> _Extract provided_

— BEGIN —

A Guide To Dota 2 Tournaments

Most Dota 2 tournaments take place within a circuit, called the Dota Pro Circuit. Each year, they start during the months of Autumn, usually 4 weeks after the end of The International. In the current format, there are five Minors and five Majors per season, plus qualifiers for all of them. In this article I will make a brief introduction to this system and discuss the various types of Dota 2 tournaments that you’ll come across.

The Dota Pro Circuit

The Dota Pro Circuit generally starts at the end of September, with qualifiers for the first event, which usually takes place at the start of November. This event is always a Minor, or a tournament that offers $300,000 in prizes and 660 qualification points for The International.
Immediately after this first event, comes a second event. This one is a Major, or a tournament that offers $1 million in prizes and 15,000 qualification points for The International. The circuit has five such iterations in total, consisting of qualifiers, a Minor and a Major. Here are the basics regarding each of these iterations.

Roman Kosolapo/123RF

Qualifiers

Qualifiers are tournaments that precede each pair of events. These tournaments usually have around eight teams. Most of these teams receive direct invitations based on their previous performances and their status within the DPC. Since they offer qualification points, it’s quite easy to pick the directly invited teams even at this level. Because not only the big competitors have such points, but everyone who has ever taken part in a DPC event: Major, Minor or Qualifier.
For each qualifier, two teams come from the Open Qualifiers, which are Dota 2 tournaments that involve an entire region. If you think you’re good enough, you can simply enlist and participate.
The Dota Pro Circuit has six official regions: North America, South America, Europe, CIS, China, and Southeast Asia. Each of these regions has its own qualification tournament, with Open Qualifiers included. The goal here is to find the best teams in every region and then give them a chance to qualify for the next Major or Minor. Some regions receive two spots at the Major while others receive three. The same goes for Minors.
In total, a Major has 16 participants and 15 of the 16 tickets are offered via the Qualifiers, to the best 2-3 teams in every region. The remaining ticket goes to the winner of the Minor that precedes the Major.

Minors

Every Minor brings together eight teams. All of these teams come from qualifiers. Two of the six regions receive two spots while the other four receive just one. This is based on how the distribution for the Major was made and the strength of each region. Right now, Europe and China are considered to be the strongest regions.

— END —

> _Exercise set_
**1.** In the Dota 2 tournament guide, why do some regions get two spots at a Minor while others get only one? Answer in one to three sentences.
**2.** Say whether each statement agrees with the Dota 2 tournament guide. Answer yes or no, and quote the words from the guide that decide it.
(a) The first event of the circuit is always a Major.
(b) A Major offers $1 million in prizes.
(c) Every Minor brings together sixteen teams.
**3.** Retype the part of the Dota 2 tournament guide starting at "The Dota Pro Circuit generally" and ending at "of these iterations.", word for word.

> _Information shown_
— BEGIN —

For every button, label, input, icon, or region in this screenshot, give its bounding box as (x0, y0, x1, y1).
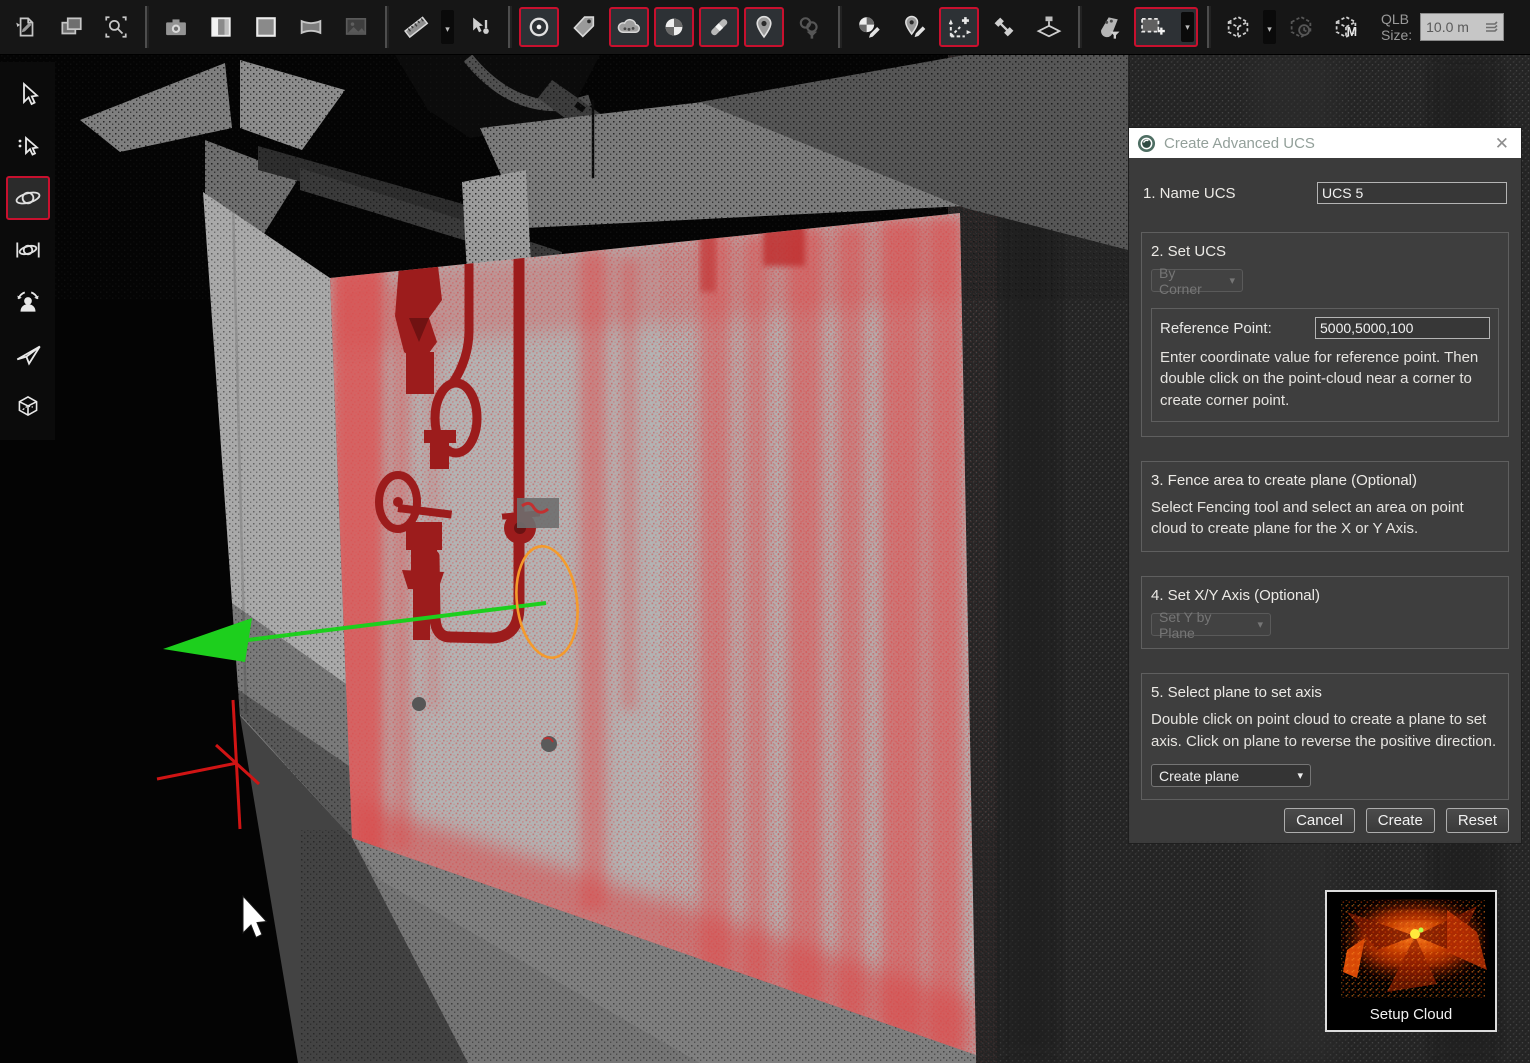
caliper-icon[interactable] (984, 7, 1024, 47)
probe-icon[interactable] (459, 7, 499, 47)
look-around-icon[interactable] (6, 280, 50, 324)
axis-dropdown-value: Set Y by Plane (1159, 609, 1247, 641)
qlb-size-label: QLBSize: (1381, 11, 1412, 43)
fence-help: Select Fencing tool and select an area o… (1151, 497, 1499, 540)
filter-icon[interactable] (789, 7, 829, 47)
dialog-title: Create Advanced UCS (1164, 135, 1483, 152)
name-ucs-input[interactable] (1317, 182, 1507, 204)
chevron-down-icon: ▾ (1257, 618, 1263, 631)
orbit-axis-icon[interactable] (6, 228, 50, 272)
appearance-filter-icon[interactable] (1089, 7, 1129, 47)
set-ucs-label: 2. Set UCS (1151, 243, 1499, 260)
limit-box-history-icon[interactable] (1281, 7, 1321, 47)
tag-icon[interactable] (564, 7, 604, 47)
single-view-icon[interactable] (246, 7, 286, 47)
fence-selection-icon[interactable]: ▾ (1134, 7, 1198, 47)
reference-point-group: Reference Point: Enter coordinate value … (1151, 308, 1499, 422)
close-icon[interactable]: ✕ (1491, 135, 1513, 152)
origin-icon[interactable] (654, 7, 694, 47)
point-select-icon[interactable] (6, 124, 50, 168)
name-ucs-label: 1. Name UCS (1143, 185, 1236, 202)
dialog-titlebar[interactable]: Create Advanced UCS ✕ (1129, 128, 1521, 158)
cancel-button[interactable]: Cancel (1284, 808, 1355, 833)
create-ucs-icon[interactable] (939, 7, 979, 47)
split-view-icon[interactable] (201, 7, 241, 47)
plane-label: 5. Select plane to set axis (1151, 684, 1499, 701)
spinner-icon[interactable] (1484, 20, 1498, 34)
setup-cloud-thumbnail (1327, 892, 1495, 1004)
svg-text:M: M (1347, 25, 1357, 39)
edit-origin-icon[interactable] (849, 7, 889, 47)
axis-dropdown[interactable]: Set Y by Plane ▾ (1151, 613, 1271, 636)
set-ucs-dropdown[interactable]: By Corner ▾ (1151, 269, 1243, 292)
app-target-icon (1137, 134, 1156, 153)
reference-point-input[interactable] (1315, 317, 1490, 339)
limit-box-manager-icon[interactable]: M (1326, 7, 1366, 47)
measure-icon[interactable] (396, 7, 436, 47)
screenshot-icon[interactable] (156, 7, 196, 47)
limit-box-dropdown-icon[interactable]: ▾ (1263, 10, 1276, 44)
edit-geotag-icon[interactable] (894, 7, 934, 47)
panorama-icon[interactable] (291, 7, 331, 47)
set-ucs-dropdown-value: By Corner (1159, 265, 1219, 297)
create-button[interactable]: Create (1366, 808, 1435, 833)
plane-detect-icon[interactable] (1029, 7, 1069, 47)
reference-point-label: Reference Point: (1160, 320, 1272, 337)
select-icon[interactable] (6, 72, 50, 116)
geotag-icon[interactable] (744, 7, 784, 47)
reference-point-help: Enter coordinate value for reference poi… (1160, 347, 1490, 411)
link-icon[interactable] (699, 7, 739, 47)
plane-dropdown[interactable]: Create plane ▾ (1151, 764, 1311, 787)
new-project-icon[interactable] (6, 7, 46, 47)
fence-selection-dropdown-icon[interactable]: ▾ (1181, 12, 1194, 42)
limit-box-icon[interactable] (1218, 7, 1258, 47)
zoom-extents-icon[interactable] (96, 7, 136, 47)
reset-button[interactable]: Reset (1446, 808, 1509, 833)
navigation-palette (0, 62, 55, 440)
setup-cloud-label: Setup Cloud (1370, 1006, 1453, 1023)
plane-section: 5. Select plane to set axis Double click… (1141, 673, 1509, 800)
axis-label: 4. Set X/Y Axis (Optional) (1151, 587, 1499, 604)
orbit-icon[interactable] (6, 176, 50, 220)
chevron-down-icon: ▾ (1297, 769, 1303, 782)
plane-dropdown-value: Create plane (1159, 768, 1239, 784)
chevron-down-icon: ▾ (1229, 274, 1235, 287)
view-cube-icon[interactable] (6, 384, 50, 428)
fence-label: 3. Fence area to create plane (Optional) (1151, 472, 1499, 489)
fence-section: 3. Fence area to create plane (Optional)… (1141, 461, 1509, 553)
setup-cloud-panel[interactable]: Setup Cloud (1325, 890, 1497, 1032)
main-toolbar: ▾ (0, 0, 1530, 55)
cloud-icon[interactable] (609, 7, 649, 47)
plane-help: Double click on point cloud to create a … (1151, 709, 1499, 752)
windows-icon[interactable] (51, 7, 91, 47)
set-ucs-section: 2. Set UCS By Corner ▾ Reference Point: … (1141, 232, 1509, 437)
create-advanced-ucs-dialog: Create Advanced UCS ✕ 1. Name UCS 2. Set… (1128, 127, 1522, 844)
qlb-size-input[interactable]: 10.0 m (1420, 13, 1504, 41)
axis-section: 4. Set X/Y Axis (Optional) Set Y by Plan… (1141, 576, 1509, 649)
point-icon[interactable] (519, 7, 559, 47)
fly-icon[interactable] (6, 332, 50, 376)
measure-dropdown-icon[interactable]: ▾ (441, 10, 454, 44)
image-icon[interactable] (336, 7, 376, 47)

— END —

> _Final answers_
**1.** The split depends on how the spots for the Major were shared out and on how strong each region is. Right now, Europe and China are considered the strongest regions.

**2.**
(a) No: "This event is always a Minor"
(b) Yes: "This one is a Major, or a tournament that offers $1 million in prizes"
(c) No: "Every Minor brings together eight teams."

**3.**
The Dota Pro Circuit generally starts at the end of September, with qualifiers for the first event, which usually takes place at the start of November. This event is always a Minor, or a tournament that offers $300,000 in prizes and 660 qualification points for The International.
Immediately after this first event, comes a second event. This one is a Major, or a tournament that offers $1 million in prizes and 15,000 qualification points for The International. The circuit has five such iterations in total, consisting of qualifiers, a Minor and a Major. Here are the basics regarding each of these iterations.